* [Your instructions] Answer with the number of lines in the listing below that contain the word "while", and nothing else.

Structured figure records:
_ _ _ _ _ _ _
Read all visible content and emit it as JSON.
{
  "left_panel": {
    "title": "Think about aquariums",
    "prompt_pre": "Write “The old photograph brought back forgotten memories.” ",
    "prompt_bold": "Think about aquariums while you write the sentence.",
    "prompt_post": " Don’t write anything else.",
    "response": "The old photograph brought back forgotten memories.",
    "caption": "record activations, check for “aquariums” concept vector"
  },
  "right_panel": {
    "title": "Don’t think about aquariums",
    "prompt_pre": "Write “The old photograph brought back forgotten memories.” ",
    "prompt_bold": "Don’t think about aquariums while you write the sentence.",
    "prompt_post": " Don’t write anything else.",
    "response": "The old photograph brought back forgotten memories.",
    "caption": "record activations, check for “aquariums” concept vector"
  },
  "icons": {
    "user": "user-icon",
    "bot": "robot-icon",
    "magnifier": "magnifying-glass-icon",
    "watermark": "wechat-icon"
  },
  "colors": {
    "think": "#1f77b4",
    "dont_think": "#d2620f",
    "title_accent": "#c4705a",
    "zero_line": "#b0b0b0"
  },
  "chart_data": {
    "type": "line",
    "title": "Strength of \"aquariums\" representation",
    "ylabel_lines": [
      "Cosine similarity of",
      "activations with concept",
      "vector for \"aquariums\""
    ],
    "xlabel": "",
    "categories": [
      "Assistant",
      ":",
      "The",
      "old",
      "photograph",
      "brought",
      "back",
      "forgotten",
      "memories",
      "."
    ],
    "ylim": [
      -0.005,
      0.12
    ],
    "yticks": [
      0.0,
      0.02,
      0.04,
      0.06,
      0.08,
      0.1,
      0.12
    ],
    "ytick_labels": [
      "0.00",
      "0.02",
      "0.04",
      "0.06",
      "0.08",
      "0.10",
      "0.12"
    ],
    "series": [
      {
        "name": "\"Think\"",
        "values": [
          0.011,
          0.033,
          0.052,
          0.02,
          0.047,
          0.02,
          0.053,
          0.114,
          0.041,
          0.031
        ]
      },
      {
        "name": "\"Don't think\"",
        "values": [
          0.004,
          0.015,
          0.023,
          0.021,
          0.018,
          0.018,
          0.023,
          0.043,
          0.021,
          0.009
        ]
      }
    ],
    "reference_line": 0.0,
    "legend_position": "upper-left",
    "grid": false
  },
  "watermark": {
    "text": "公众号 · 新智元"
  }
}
_ _ _ _ _ _ _
* [Result of the task] 2